Dataset records:
▼
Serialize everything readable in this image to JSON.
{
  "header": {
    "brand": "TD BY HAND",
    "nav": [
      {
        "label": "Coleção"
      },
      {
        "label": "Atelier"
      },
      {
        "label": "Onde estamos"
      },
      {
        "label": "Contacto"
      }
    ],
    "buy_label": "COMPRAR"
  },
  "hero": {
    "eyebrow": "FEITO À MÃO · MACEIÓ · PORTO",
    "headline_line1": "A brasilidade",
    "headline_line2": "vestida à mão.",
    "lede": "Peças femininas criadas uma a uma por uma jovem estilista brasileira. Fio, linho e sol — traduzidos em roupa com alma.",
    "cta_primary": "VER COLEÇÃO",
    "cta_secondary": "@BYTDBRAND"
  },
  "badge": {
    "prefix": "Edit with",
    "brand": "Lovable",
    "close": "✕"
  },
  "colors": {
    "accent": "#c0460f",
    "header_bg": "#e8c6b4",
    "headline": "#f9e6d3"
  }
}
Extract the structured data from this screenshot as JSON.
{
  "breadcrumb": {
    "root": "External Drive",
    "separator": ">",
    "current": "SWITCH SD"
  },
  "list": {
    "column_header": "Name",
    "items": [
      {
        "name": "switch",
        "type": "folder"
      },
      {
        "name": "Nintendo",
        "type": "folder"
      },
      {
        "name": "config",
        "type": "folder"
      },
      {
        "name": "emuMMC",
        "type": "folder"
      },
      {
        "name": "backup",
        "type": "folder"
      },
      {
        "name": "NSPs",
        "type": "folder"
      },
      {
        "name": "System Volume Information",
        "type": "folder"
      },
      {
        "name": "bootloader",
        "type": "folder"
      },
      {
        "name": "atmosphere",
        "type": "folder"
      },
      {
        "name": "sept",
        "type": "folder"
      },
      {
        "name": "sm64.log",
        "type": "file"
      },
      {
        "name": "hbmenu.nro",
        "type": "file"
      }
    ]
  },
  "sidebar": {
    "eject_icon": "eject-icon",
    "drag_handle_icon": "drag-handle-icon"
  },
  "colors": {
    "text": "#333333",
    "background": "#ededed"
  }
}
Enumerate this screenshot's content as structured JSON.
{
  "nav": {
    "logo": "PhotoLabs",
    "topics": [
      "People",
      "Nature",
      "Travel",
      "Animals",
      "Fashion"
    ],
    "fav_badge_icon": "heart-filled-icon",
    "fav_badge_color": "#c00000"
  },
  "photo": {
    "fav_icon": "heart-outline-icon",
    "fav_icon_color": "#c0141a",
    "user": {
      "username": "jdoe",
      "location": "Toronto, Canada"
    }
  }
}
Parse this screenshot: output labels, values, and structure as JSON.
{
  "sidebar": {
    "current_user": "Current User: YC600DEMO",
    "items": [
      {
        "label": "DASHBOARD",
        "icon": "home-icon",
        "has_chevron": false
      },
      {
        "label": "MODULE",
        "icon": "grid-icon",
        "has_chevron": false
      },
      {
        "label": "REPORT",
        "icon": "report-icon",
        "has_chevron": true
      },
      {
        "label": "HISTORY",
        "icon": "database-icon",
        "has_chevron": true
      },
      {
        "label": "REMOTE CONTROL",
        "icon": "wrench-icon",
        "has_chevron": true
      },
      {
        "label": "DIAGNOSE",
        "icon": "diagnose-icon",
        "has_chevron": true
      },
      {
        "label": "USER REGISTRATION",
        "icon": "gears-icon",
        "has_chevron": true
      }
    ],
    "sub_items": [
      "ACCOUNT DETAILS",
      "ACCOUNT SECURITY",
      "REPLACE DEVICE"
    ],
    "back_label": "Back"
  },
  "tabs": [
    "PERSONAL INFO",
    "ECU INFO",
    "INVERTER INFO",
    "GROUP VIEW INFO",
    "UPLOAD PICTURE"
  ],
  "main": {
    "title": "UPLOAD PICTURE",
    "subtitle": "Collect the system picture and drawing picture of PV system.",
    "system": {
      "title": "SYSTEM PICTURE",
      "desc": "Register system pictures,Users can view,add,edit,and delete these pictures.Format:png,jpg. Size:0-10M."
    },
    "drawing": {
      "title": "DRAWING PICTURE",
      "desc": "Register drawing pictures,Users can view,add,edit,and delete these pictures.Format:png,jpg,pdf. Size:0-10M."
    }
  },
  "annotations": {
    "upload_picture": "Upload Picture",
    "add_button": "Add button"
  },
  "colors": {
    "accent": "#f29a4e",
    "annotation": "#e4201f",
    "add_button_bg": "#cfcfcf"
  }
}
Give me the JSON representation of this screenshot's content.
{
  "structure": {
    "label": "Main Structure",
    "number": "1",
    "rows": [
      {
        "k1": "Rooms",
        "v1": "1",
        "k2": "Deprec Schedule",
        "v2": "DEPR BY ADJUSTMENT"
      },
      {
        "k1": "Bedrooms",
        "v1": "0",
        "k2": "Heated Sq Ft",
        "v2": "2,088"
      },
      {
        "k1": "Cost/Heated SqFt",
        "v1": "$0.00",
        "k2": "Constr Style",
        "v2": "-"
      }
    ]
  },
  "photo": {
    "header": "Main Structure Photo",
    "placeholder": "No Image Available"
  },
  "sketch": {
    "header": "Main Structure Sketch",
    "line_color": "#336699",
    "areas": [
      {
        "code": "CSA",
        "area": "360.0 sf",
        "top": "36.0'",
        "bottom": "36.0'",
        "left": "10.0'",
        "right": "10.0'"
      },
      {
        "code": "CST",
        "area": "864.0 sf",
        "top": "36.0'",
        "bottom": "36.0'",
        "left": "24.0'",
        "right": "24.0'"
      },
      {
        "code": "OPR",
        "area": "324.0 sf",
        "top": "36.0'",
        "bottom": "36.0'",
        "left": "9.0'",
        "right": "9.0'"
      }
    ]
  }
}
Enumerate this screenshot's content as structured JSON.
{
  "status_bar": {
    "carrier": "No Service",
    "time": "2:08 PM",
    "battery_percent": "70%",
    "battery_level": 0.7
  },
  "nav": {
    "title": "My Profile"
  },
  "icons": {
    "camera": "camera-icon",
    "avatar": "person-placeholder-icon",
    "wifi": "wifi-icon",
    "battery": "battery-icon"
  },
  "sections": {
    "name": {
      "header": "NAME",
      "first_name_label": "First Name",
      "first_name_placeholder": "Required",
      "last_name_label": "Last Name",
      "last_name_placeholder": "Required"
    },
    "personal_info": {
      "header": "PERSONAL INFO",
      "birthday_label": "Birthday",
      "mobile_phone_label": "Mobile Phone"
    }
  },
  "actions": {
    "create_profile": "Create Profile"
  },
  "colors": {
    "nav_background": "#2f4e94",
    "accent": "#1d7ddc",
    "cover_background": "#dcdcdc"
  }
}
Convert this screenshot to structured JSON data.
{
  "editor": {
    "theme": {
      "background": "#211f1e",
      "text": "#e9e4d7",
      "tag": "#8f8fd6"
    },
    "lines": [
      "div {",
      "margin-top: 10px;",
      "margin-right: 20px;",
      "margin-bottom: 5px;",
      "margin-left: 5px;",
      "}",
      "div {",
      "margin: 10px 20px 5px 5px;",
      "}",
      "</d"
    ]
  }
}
▲
# The problem
Extract every record. Keep wording exact.

# Solution to the exercise
Serialize everything readable in this image to JSON.
{
  "header": {
    "brand": "TD BY HAND",
    "nav": [
      {
        "label": "Coleção"
      },
      {
        "label": "Atelier"
      },
      {
        "label": "Onde estamos"
      },
      {
        "label": "Contacto"
      }
    ],
    "buy_label": "COMPRAR"
  },
  "hero": {
    "eyebrow": "FEITO À MÃO · MACEIÓ · PORTO",
    "headline_line1": "A brasilidade",
    "headline_line2": "vestida à mão.",
    "lede": "Peças femininas criadas uma a uma por uma jovem estilista brasileira. Fio, linho e sol — traduzidos em roupa com alma.",
    "cta_primary": "VER COLEÇÃO",
    "cta_secondary": "@BYTDBRAND"
  },
  "badge": {
    "prefix": "Edit with",
    "brand": "Lovable",
    "close": "✕"
  },
  "colors": {
    "accent": "#c0460f",
    "header_bg": "#e8c6b4",
    "headline": "#f9e6d3"
  }
}
Extract the structured data from this screenshot as JSON.
{
  "breadcrumb": {
    "root": "External Drive",
    "separator": ">",
    "current": "SWITCH SD"
  },
  "list": {
    "column_header": "Name",
    "items": [
      {
        "name": "switch",
        "type": "folder"
      },
      {
        "name": "Nintendo",
        "type": "folder"
      },
      {
        "name": "config",
        "type": "folder"
      },
      {
        "name": "emuMMC",
        "type": "folder"
      },
      {
        "name": "backup",
        "type": "folder"
      },
      {
        "name": "NSPs",
        "type": "folder"
      },
      {
        "name": "System Volume Information",
        "type": "folder"
      },
      {
        "name": "bootloader",
        "type": "folder"
      },
      {
        "name": "atmosphere",
        "type": "folder"
      },
      {
        "name": "sept",
        "type": "folder"
      },
      {
        "name": "sm64.log",
        "type": "file"
      },
      {
        "name": "hbmenu.nro",
        "type": "file"
      }
    ]
  },
  "sidebar": {
    "eject_icon": "eject-icon",
    "drag_handle_icon": "drag-handle-icon"
  },
  "colors": {
    "text": "#333333",
    "background": "#ededed"
  }
}
Enumerate this screenshot's content as structured JSON.
{
  "nav": {
    "logo": "PhotoLabs",
    "topics": [
      "People",
      "Nature",
      "Travel",
      "Animals",
      "Fashion"
    ],
    "fav_badge_icon": "heart-filled-icon",
    "fav_badge_color": "#c00000"
  },
  "photo": {
    "fav_icon": "heart-outline-icon",
    "fav_icon_color": "#c0141a",
    "user": {
      "username": "jdoe",
      "location": "Toronto, Canada"
    }
  }
}
Parse this screenshot: output labels, values, and structure as JSON.
{
  "sidebar": {
    "current_user": "Current User: YC600DEMO",
    "items": [
      {
        "label": "DASHBOARD",
        "icon": "home-icon",
        "has_chevron": false
      },
      {
        "label": "MODULE",
        "icon": "grid-icon",
        "has_chevron": false
      },
      {
        "label": "REPORT",
        "icon": "report-icon",
        "has_chevron": true
      },
      {
        "label": "HISTORY",
        "icon": "database-icon",
        "has_chevron": true
      },
      {
        "label": "REMOTE CONTROL",
        "icon": "wrench-icon",
        "has_chevron": true
      },
      {
        "label": "DIAGNOSE",
        "icon": "diagnose-icon",
        "has_chevron": true
      },
      {
        "label": "USER REGISTRATION",
        "icon": "gears-icon",
        "has_chevron": true
      }
    ],
    "sub_items": [
      "ACCOUNT DETAILS",
      "ACCOUNT SECURITY",
      "REPLACE DEVICE"
    ],
    "back_label": "Back"
  },
  "tabs": [
    "PERSONAL INFO",
    "ECU INFO",
    "INVERTER INFO",
    "GROUP VIEW INFO",
    "UPLOAD PICTURE"
  ],
  "main": {
    "title": "UPLOAD PICTURE",
    "subtitle": "Collect the system picture and drawing picture of PV system.",
    "system": {
      "title": "SYSTEM PICTURE",
      "desc": "Register system pictures,Users can view,add,edit,and delete these pictures.Format:png,jpg. Size:0-10M."
    },
    "drawing": {
      "title": "DRAWING PICTURE",
      "desc": "Register drawing pictures,Users can view,add,edit,and delete these pictures.Format:png,jpg,pdf. Size:0-10M."
    }
  },
  "annotations": {
    "upload_picture": "Upload Picture",
    "add_button": "Add button"
  },
  "colors": {
    "accent": "#f29a4e",
    "annotation": "#e4201f",
    "add_button_bg": "#cfcfcf"
  }
}
Give me the JSON representation of this screenshot's content.
{
  "structure": {
    "label": "Main Structure",
    "number": "1",
    "rows": [
      {
        "k1": "Rooms",
        "v1": "1",
        "k2": "Deprec Schedule",
        "v2": "DEPR BY ADJUSTMENT"
      },
      {
        "k1": "Bedrooms",
        "v1": "0",
        "k2": "Heated Sq Ft",
        "v2": "2,088"
      },
      {
        "k1": "Cost/Heated SqFt",
        "v1": "$0.00",
        "k2": "Constr Style",
        "v2": "-"
      }
    ]
  },
  "photo": {
    "header": "Main Structure Photo",
    "placeholder": "No Image Available"
  },
  "sketch": {
    "header": "Main Structure Sketch",
    "line_color": "#336699",
    "areas": [
      {
        "code": "CSA",
        "area": "360.0 sf",
        "top": "36.0'",
        "bottom": "36.0'",
        "left": "10.0'",
        "right": "10.0'"
      },
      {
        "code": "CST",
        "area": "864.0 sf",
        "top": "36.0'",
        "bottom": "36.0'",
        "left": "24.0'",
        "right": "24.0'"
      },
      {
        "code": "OPR",
        "area": "324.0 sf",
        "top": "36.0'",
        "bottom": "36.0'",
        "left": "9.0'",
        "right": "9.0'"
      }
    ]
  }
}
Enumerate this screenshot's content as structured JSON.
{
  "status_bar": {
    "carrier": "No Service",
    "time": "2:08 PM",
    "battery_percent": "70%",
    "battery_level": 0.7
  },
  "nav": {
    "title": "My Profile"
  },
  "icons": {
    "camera": "camera-icon",
    "avatar": "person-placeholder-icon",
    "wifi": "wifi-icon",
    "battery": "battery-icon"
  },
  "sections": {
    "name": {
      "header": "NAME",
      "first_name_label": "First Name",
      "first_name_placeholder": "Required",
      "last_name_label": "Last Name",
      "last_name_placeholder": "Required"
    },
    "personal_info": {
      "header": "PERSONAL INFO",
      "birthday_label": "Birthday",
      "mobile_phone_label": "Mobile Phone"
    }
  },
  "actions": {
    "create_profile": "Create Profile"
  },
  "colors": {
    "nav_background": "#2f4e94",
    "accent": "#1d7ddc",
    "cover_background": "#dcdcdc"
  }
}
Convert this screenshot to structured JSON data.
{
  "editor": {
    "theme": {
      "background": "#211f1e",
      "text": "#e9e4d7",
      "tag": "#8f8fd6"
    },
    "lines": [
      "div {",
      "margin-top: 10px;",
      "margin-right: 20px;",
      "margin-bottom: 5px;",
      "margin-left: 5px;",
      "}",
      "div {",
      "margin: 10px 20px 5px 5px;",
      "}",
      "</d"
    ]
  }
}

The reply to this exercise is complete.